[Task objective]
Every line below is to be copied exactly, with the pictures left out.

[Items]
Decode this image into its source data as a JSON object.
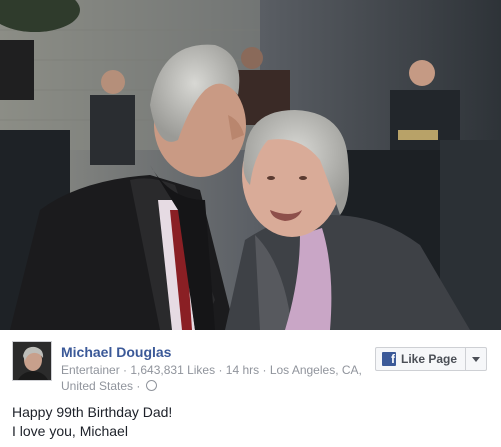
{
  "post": {
    "author": "Michael Douglas",
    "category": "Entertainer",
    "likes": "1,643,831 Likes",
    "time": "14 hrs",
    "location": "Los Angeles, CA, United States",
    "separator": " · ",
    "like_button_label": "Like Page",
    "like_button_icon": "facebook-f-icon",
    "message_lines": [
      "Happy 99th Birthday Dad!",
      "I love you, Michael"
    ]
  },
  "colors": {
    "author_link": "#3b5998",
    "meta_text": "#90949c",
    "body_text": "#1d2129",
    "button_bg": "#f6f7f9"
  }
}
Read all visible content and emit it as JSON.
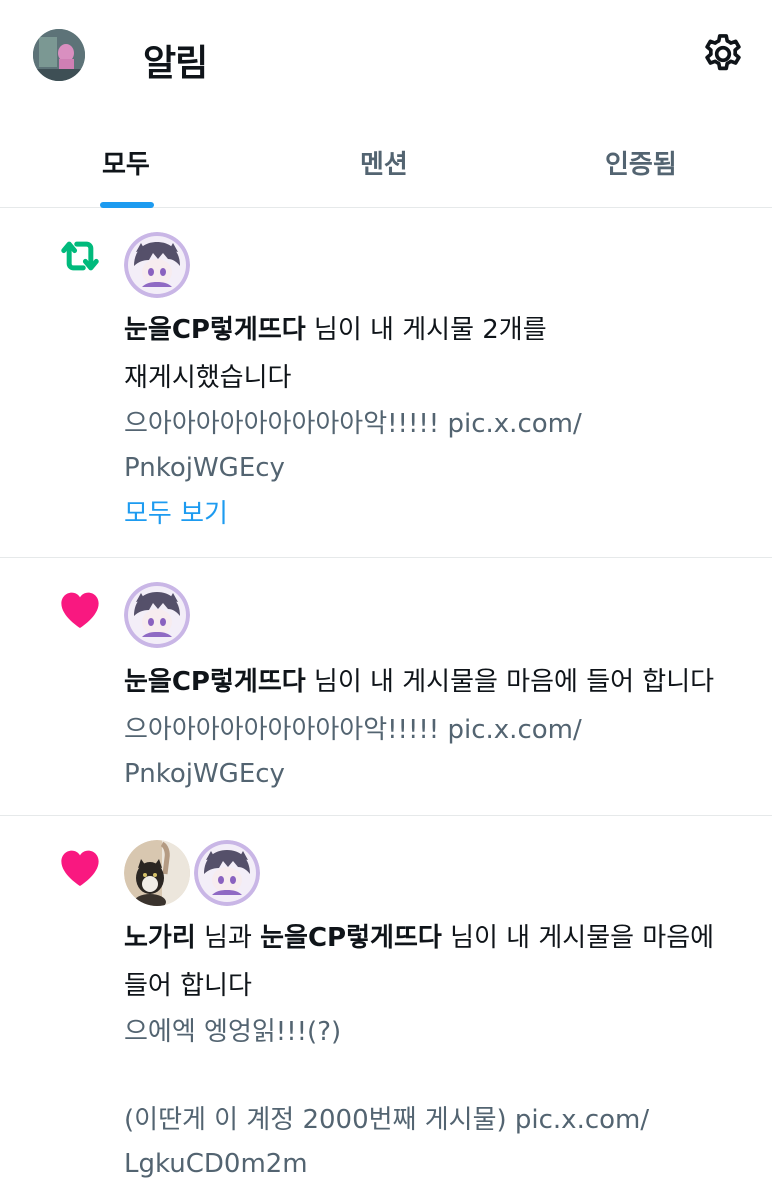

[Expected answer]
Decode this image into its source data as a JSON object.
{
  "post": {
    "author": "Michael Douglas",
    "category": "Entertainer",
    "likes": "1,643,831 Likes",
    "time": "14 hrs",
    "location": "Los Angeles, CA, United States",
    "separator": " · ",
    "like_button_label": "Like Page",
    "like_button_icon": "facebook-f-icon",
    "message_lines": [
      "Happy 99th Birthday Dad!",
      "I love you, Michael"
    ]
  },
  "colors": {
    "author_link": "#3b5998",
    "meta_text": "#90949c",
    "body_text": "#1d2129",
    "button_bg": "#f6f7f9"
  }
}
Read all visible content and emit it as JSON.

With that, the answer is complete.